───── RECORDS FOR THE EXERCISE ─────
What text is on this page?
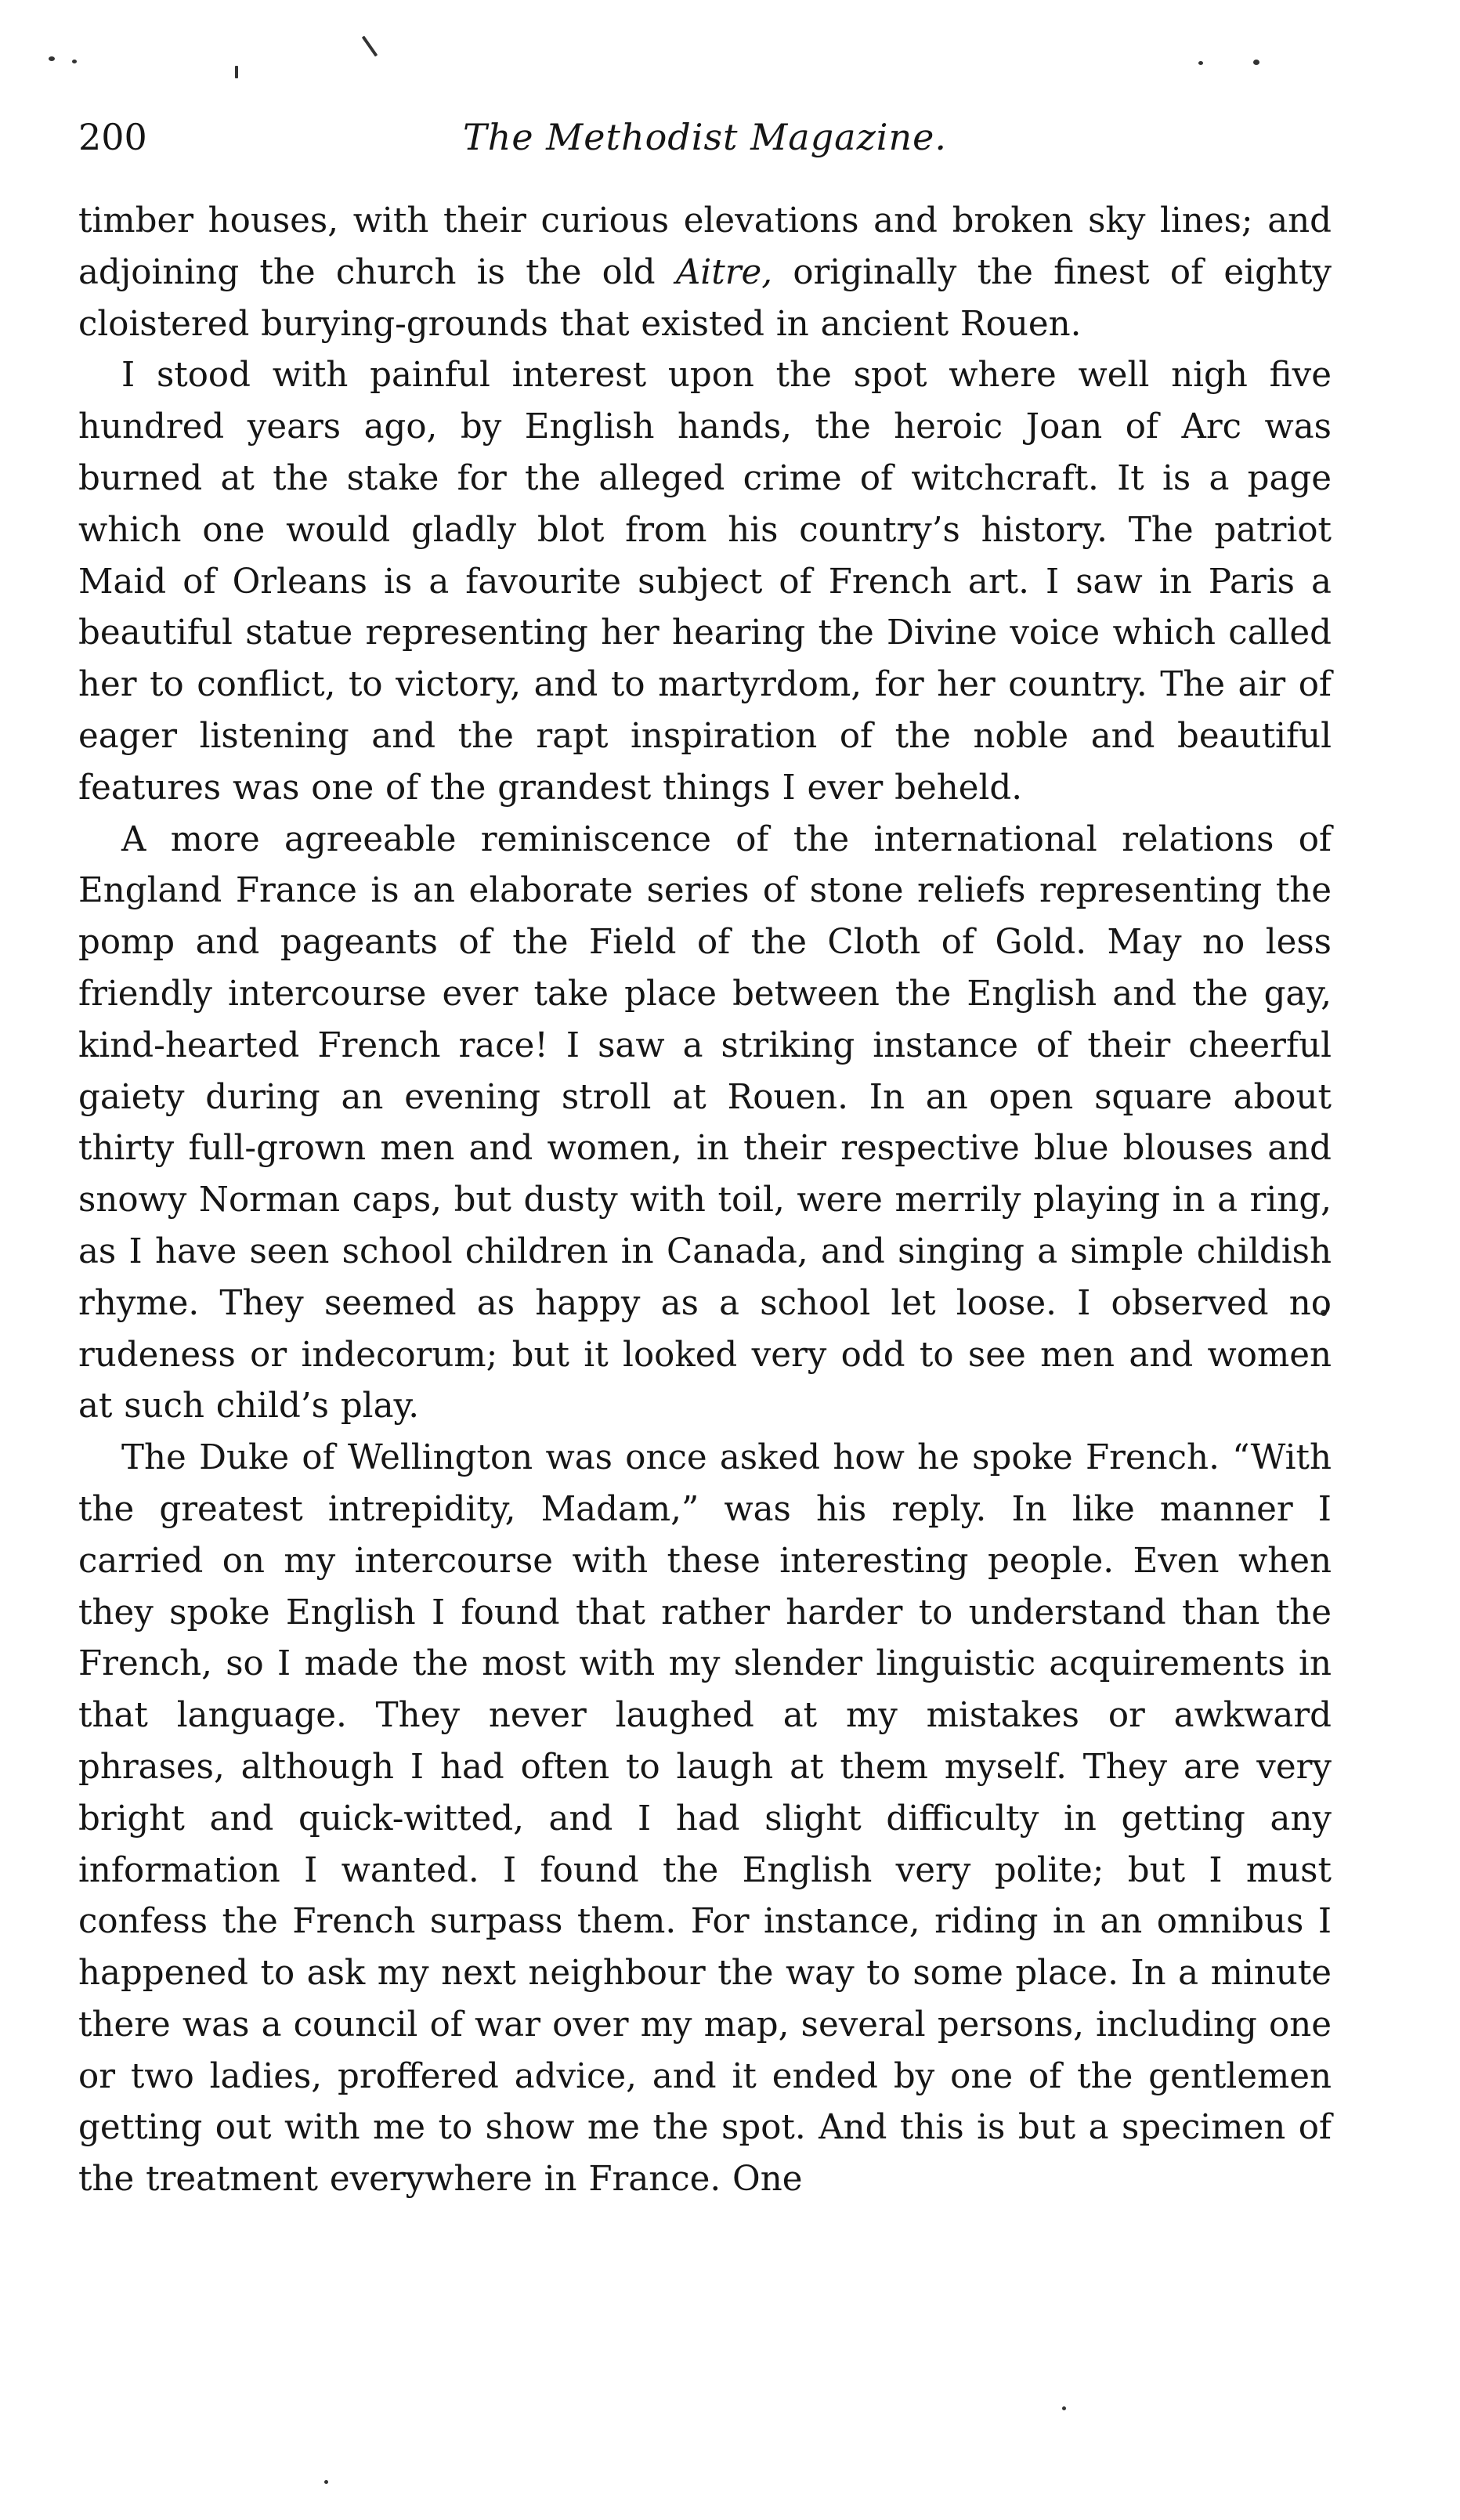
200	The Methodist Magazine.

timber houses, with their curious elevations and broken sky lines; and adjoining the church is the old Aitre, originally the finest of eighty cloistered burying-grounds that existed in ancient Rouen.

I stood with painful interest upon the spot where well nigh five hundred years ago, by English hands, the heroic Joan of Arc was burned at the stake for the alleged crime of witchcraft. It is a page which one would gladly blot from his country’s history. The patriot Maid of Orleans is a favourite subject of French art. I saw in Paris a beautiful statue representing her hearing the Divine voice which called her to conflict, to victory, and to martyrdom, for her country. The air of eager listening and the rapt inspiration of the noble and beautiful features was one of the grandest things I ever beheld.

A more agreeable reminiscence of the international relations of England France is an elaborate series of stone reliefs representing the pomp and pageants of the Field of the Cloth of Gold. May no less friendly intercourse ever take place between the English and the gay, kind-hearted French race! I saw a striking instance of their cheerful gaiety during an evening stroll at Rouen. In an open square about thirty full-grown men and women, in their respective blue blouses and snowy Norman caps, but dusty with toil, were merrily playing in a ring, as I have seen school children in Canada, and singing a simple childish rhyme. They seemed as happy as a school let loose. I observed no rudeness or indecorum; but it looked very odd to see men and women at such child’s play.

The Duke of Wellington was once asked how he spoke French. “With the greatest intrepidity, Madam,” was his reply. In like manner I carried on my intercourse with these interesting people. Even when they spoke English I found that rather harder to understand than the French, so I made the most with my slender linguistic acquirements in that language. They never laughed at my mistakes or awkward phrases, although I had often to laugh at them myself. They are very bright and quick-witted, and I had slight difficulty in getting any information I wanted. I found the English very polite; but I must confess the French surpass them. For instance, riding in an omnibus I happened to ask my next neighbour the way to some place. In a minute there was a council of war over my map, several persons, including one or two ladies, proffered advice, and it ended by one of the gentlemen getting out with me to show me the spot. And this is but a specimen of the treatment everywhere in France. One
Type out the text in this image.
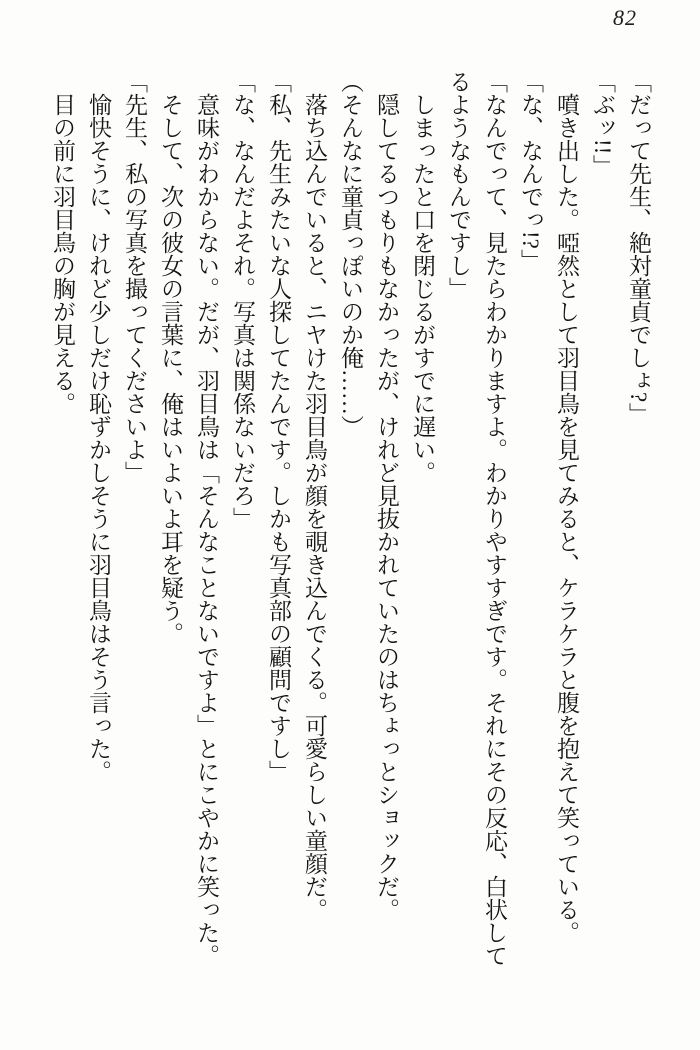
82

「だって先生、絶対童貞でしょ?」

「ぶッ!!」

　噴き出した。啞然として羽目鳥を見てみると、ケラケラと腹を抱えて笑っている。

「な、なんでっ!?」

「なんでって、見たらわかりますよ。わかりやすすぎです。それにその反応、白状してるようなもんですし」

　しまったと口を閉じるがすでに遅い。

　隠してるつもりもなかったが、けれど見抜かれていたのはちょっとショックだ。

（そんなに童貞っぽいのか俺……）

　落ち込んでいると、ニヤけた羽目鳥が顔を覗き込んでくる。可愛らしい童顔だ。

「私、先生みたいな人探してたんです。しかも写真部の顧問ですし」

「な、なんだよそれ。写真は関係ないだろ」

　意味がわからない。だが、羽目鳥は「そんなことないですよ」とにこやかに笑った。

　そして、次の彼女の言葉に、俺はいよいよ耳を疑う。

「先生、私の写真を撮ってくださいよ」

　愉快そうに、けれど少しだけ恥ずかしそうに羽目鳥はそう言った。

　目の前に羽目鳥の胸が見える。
─────
*PROMPT*. Exactly the lines from the one containing "Type out the text in this image." to the final line of the entries are wanted; please write them out, both ends included, but not the pictures.

*SOLUTION TO THE EXERCISE*.
Type out the text in this image.
82

「だって先生、絶対童貞でしょ?」

「ぶッ!!」

　噴き出した。啞然として羽目鳥を見てみると、ケラケラと腹を抱えて笑っている。

「な、なんでっ!?」

「なんでって、見たらわかりますよ。わかりやすすぎです。それにその反応、白状してるようなもんですし」

　しまったと口を閉じるがすでに遅い。

　隠してるつもりもなかったが、けれど見抜かれていたのはちょっとショックだ。

（そんなに童貞っぽいのか俺……）

　落ち込んでいると、ニヤけた羽目鳥が顔を覗き込んでくる。可愛らしい童顔だ。

「私、先生みたいな人探してたんです。しかも写真部の顧問ですし」

「な、なんだよそれ。写真は関係ないだろ」

　意味がわからない。だが、羽目鳥は「そんなことないですよ」とにこやかに笑った。

　そして、次の彼女の言葉に、俺はいよいよ耳を疑う。

「先生、私の写真を撮ってくださいよ」

　愉快そうに、けれど少しだけ恥ずかしそうに羽目鳥はそう言った。

　目の前に羽目鳥の胸が見える。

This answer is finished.